---------- MATERIAL PROVIDED

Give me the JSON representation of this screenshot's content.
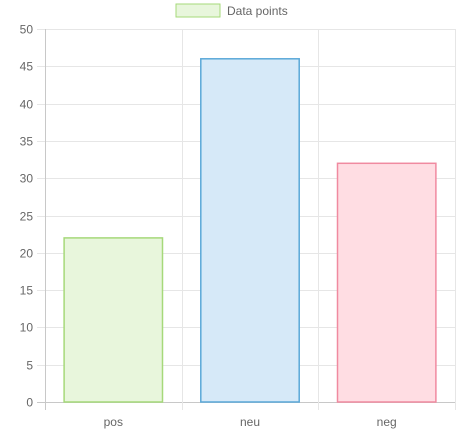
{
  "chart_data": {
    "type": "bar",
    "categories": [
      "pos",
      "neu",
      "neg"
    ],
    "series": [
      {
        "name": "Data points",
        "values": [
          22,
          46,
          32
        ]
      }
    ],
    "ylim": [
      0,
      50
    ],
    "yticks": [
      0,
      5,
      10,
      15,
      20,
      25,
      30,
      35,
      40,
      45,
      50
    ],
    "grid": true,
    "legend_position": "top",
    "bar_colors": [
      {
        "fill": "#e8f6dc",
        "stroke": "#a6d97a"
      },
      {
        "fill": "#d6e9f8",
        "stroke": "#5aa8d8"
      },
      {
        "fill": "#ffdde3",
        "stroke": "#f08aa0"
      }
    ],
    "legend_swatch": {
      "fill": "#e8f6dc",
      "stroke": "#a6d97a"
    },
    "gridline_color": "#e6e6e6",
    "axis_color": "#c8c8c8"
  }
}
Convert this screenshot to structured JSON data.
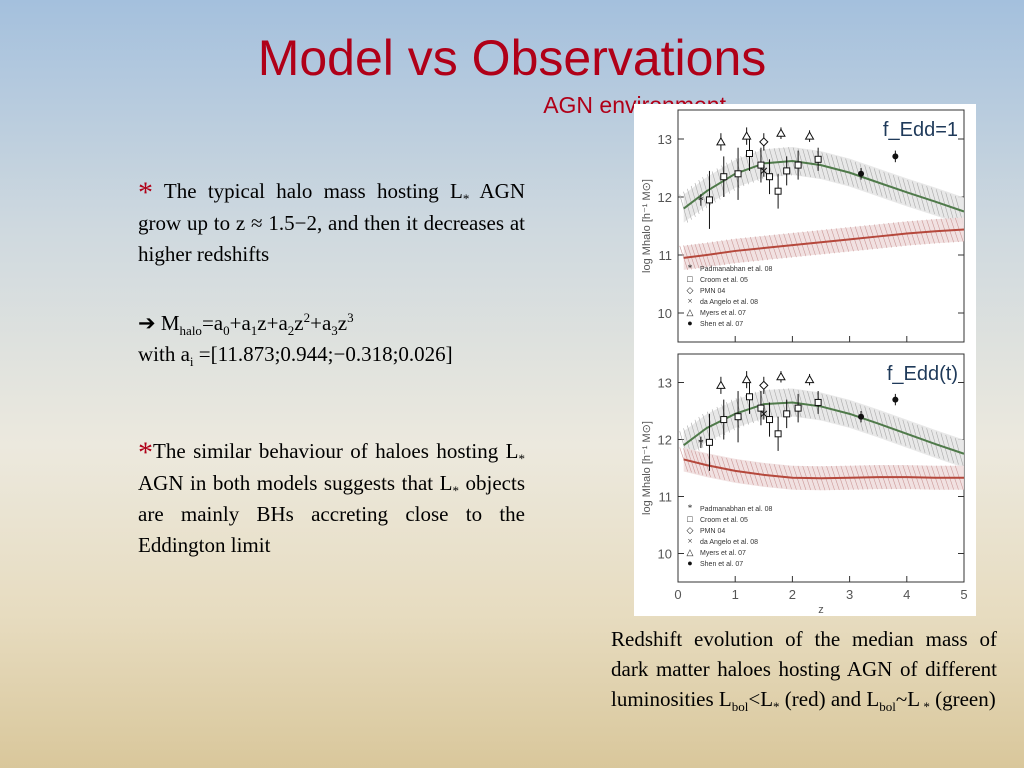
{
  "slide": {
    "title": "Model vs Observations",
    "subtitle": "AGN environment",
    "bullet1": {
      "star": "*",
      "text_a": "The typical halo mass hosting L",
      "text_a_sub": "*",
      "text_b": " AGN grow up to z ≈ 1.5−2, and then it decreases at higher redshifts"
    },
    "formula": {
      "arrow": "➔",
      "m": " M",
      "m_sub": "halo",
      "eq_a": "=a",
      "s0": "0",
      "plus_a": "+a",
      "s1": "1",
      "z_plus_a": "z+a",
      "s2": "2",
      "z": "z",
      "p2": "2",
      "plus_a3": "+a",
      "s3": "3",
      "z3": "z",
      "p3": "3",
      "with": "with a",
      "with_sub": "i",
      "values": " =[11.873;0.944;−0.318;0.026]"
    },
    "bullet2": {
      "star": "*",
      "text_a": "The similar behaviour of haloes hosting L",
      "sub_a": "*",
      "text_b": " AGN in both models suggests that L",
      "sub_b": "*",
      "text_c": " objects are mainly BHs accreting close to the Eddington limit"
    },
    "caption": {
      "a": "Redshift evolution of the median mass of dark matter haloes hosting AGN of different luminosities L",
      "bol1": "bol",
      "b": "<L",
      "star1": "*",
      "c": " (red) and L",
      "bol2": "bol",
      "d": "~L",
      "star2": " *",
      "e": " (green)"
    }
  },
  "chart_data": [
    {
      "type": "scatter",
      "title": "f_Edd=1",
      "xlabel": "",
      "ylabel": "log Mhalo [h⁻¹ M⊙]",
      "xlim": [
        0,
        5
      ],
      "ylim": [
        9.5,
        13.5
      ],
      "yticks": [
        10,
        11,
        12,
        13
      ],
      "legend_position": "bottom-left",
      "legend": [
        "Padmanabhan et al. 08",
        "Croom et al. 05",
        "PMN 04",
        "da Angelo et al. 08",
        "Myers et al. 07",
        "Shen et al. 07"
      ],
      "model_lines": [
        {
          "name": "green",
          "color": "#4f7a4a",
          "x": [
            0.1,
            0.5,
            1.0,
            1.5,
            2.0,
            2.5,
            3.0,
            3.5,
            4.0,
            4.5,
            5.0
          ],
          "y": [
            11.8,
            12.1,
            12.4,
            12.58,
            12.62,
            12.55,
            12.42,
            12.25,
            12.08,
            11.92,
            11.75
          ]
        },
        {
          "name": "red",
          "color": "#b5483c",
          "x": [
            0.1,
            0.5,
            1.0,
            1.5,
            2.0,
            2.5,
            3.0,
            3.5,
            4.0,
            4.5,
            5.0
          ],
          "y": [
            10.95,
            11.0,
            11.07,
            11.12,
            11.17,
            11.22,
            11.27,
            11.32,
            11.37,
            11.41,
            11.44
          ]
        }
      ],
      "series": [
        {
          "name": "Padmanabhan et al. 08",
          "marker": "asterisk",
          "points": [
            {
              "x": 0.4,
              "y": 11.95,
              "err": 0.1
            }
          ]
        },
        {
          "name": "Croom et al. 05",
          "marker": "square",
          "points": [
            {
              "x": 0.55,
              "y": 11.95,
              "err": 0.5
            },
            {
              "x": 0.8,
              "y": 12.35,
              "err": 0.35
            },
            {
              "x": 1.05,
              "y": 12.4,
              "err": 0.45
            },
            {
              "x": 1.25,
              "y": 12.75,
              "err": 0.3
            },
            {
              "x": 1.45,
              "y": 12.55,
              "err": 0.3
            },
            {
              "x": 1.6,
              "y": 12.35,
              "err": 0.3
            },
            {
              "x": 1.75,
              "y": 12.1,
              "err": 0.3
            },
            {
              "x": 1.9,
              "y": 12.45,
              "err": 0.25
            },
            {
              "x": 2.1,
              "y": 12.55,
              "err": 0.25
            },
            {
              "x": 2.45,
              "y": 12.65,
              "err": 0.2
            }
          ]
        },
        {
          "name": "PMN 04",
          "marker": "diamond",
          "points": [
            {
              "x": 1.5,
              "y": 12.95,
              "err": 0.15
            }
          ]
        },
        {
          "name": "da Angelo et al. 08",
          "marker": "x",
          "points": [
            {
              "x": 1.5,
              "y": 12.45,
              "err": 0.1
            }
          ]
        },
        {
          "name": "Myers et al. 07",
          "marker": "triangle",
          "points": [
            {
              "x": 0.75,
              "y": 12.95,
              "err": 0.15
            },
            {
              "x": 1.2,
              "y": 13.05,
              "err": 0.15
            },
            {
              "x": 1.8,
              "y": 13.1,
              "err": 0.1
            },
            {
              "x": 2.3,
              "y": 13.05,
              "err": 0.1
            }
          ]
        },
        {
          "name": "Shen et al. 07",
          "marker": "circle",
          "points": [
            {
              "x": 3.2,
              "y": 12.4,
              "err": 0.1
            },
            {
              "x": 3.8,
              "y": 12.7,
              "err": 0.1
            }
          ]
        }
      ]
    },
    {
      "type": "scatter",
      "title": "f_Edd(t)",
      "xlabel": "z",
      "ylabel": "log Mhalo [h⁻¹ M⊙]",
      "xlim": [
        0,
        5
      ],
      "ylim": [
        9.5,
        13.5
      ],
      "xticks": [
        0,
        1,
        2,
        3,
        4,
        5
      ],
      "yticks": [
        10,
        11,
        12,
        13
      ],
      "legend_position": "bottom-left",
      "legend": [
        "Padmanabhan et al. 08",
        "Croom et al. 05",
        "PMN 04",
        "da Angelo et al. 08",
        "Myers et al. 07",
        "Shen et al. 07"
      ],
      "model_lines": [
        {
          "name": "green",
          "color": "#4f7a4a",
          "x": [
            0.1,
            0.5,
            1.0,
            1.5,
            2.0,
            2.5,
            3.0,
            3.5,
            4.0,
            4.5,
            5.0
          ],
          "y": [
            11.9,
            12.2,
            12.45,
            12.62,
            12.65,
            12.58,
            12.45,
            12.28,
            12.1,
            11.92,
            11.75
          ]
        },
        {
          "name": "red",
          "color": "#b5483c",
          "x": [
            0.1,
            0.5,
            1.0,
            1.5,
            2.0,
            2.5,
            3.0,
            3.5,
            4.0,
            4.5,
            5.0
          ],
          "y": [
            11.65,
            11.55,
            11.45,
            11.38,
            11.33,
            11.32,
            11.33,
            11.34,
            11.34,
            11.33,
            11.33
          ]
        }
      ],
      "series": [
        {
          "name": "Padmanabhan et al. 08",
          "marker": "asterisk",
          "points": [
            {
              "x": 0.4,
              "y": 11.95,
              "err": 0.1
            }
          ]
        },
        {
          "name": "Croom et al. 05",
          "marker": "square",
          "points": [
            {
              "x": 0.55,
              "y": 11.95,
              "err": 0.5
            },
            {
              "x": 0.8,
              "y": 12.35,
              "err": 0.35
            },
            {
              "x": 1.05,
              "y": 12.4,
              "err": 0.45
            },
            {
              "x": 1.25,
              "y": 12.75,
              "err": 0.3
            },
            {
              "x": 1.45,
              "y": 12.55,
              "err": 0.3
            },
            {
              "x": 1.6,
              "y": 12.35,
              "err": 0.3
            },
            {
              "x": 1.75,
              "y": 12.1,
              "err": 0.3
            },
            {
              "x": 1.9,
              "y": 12.45,
              "err": 0.25
            },
            {
              "x": 2.1,
              "y": 12.55,
              "err": 0.25
            },
            {
              "x": 2.45,
              "y": 12.65,
              "err": 0.2
            }
          ]
        },
        {
          "name": "PMN 04",
          "marker": "diamond",
          "points": [
            {
              "x": 1.5,
              "y": 12.95,
              "err": 0.15
            }
          ]
        },
        {
          "name": "da Angelo et al. 08",
          "marker": "x",
          "points": [
            {
              "x": 1.5,
              "y": 12.45,
              "err": 0.1
            }
          ]
        },
        {
          "name": "Myers et al. 07",
          "marker": "triangle",
          "points": [
            {
              "x": 0.75,
              "y": 12.95,
              "err": 0.15
            },
            {
              "x": 1.2,
              "y": 13.05,
              "err": 0.15
            },
            {
              "x": 1.8,
              "y": 13.1,
              "err": 0.1
            },
            {
              "x": 2.3,
              "y": 13.05,
              "err": 0.1
            }
          ]
        },
        {
          "name": "Shen et al. 07",
          "marker": "circle",
          "points": [
            {
              "x": 3.2,
              "y": 12.4,
              "err": 0.1
            },
            {
              "x": 3.8,
              "y": 12.7,
              "err": 0.1
            }
          ]
        }
      ]
    }
  ]
}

--------------------

**PROBLEM REQUIREMENTS**
Go through the records and copy each line with "hosting" in it.

**RESULT**
      "text_a": "The typical halo mass hosting L",
      "text_a": "The similar behaviour of haloes hosting L",
      "a": "Redshift evolution of the median mass of dark matter haloes hosting AGN of different luminosities L",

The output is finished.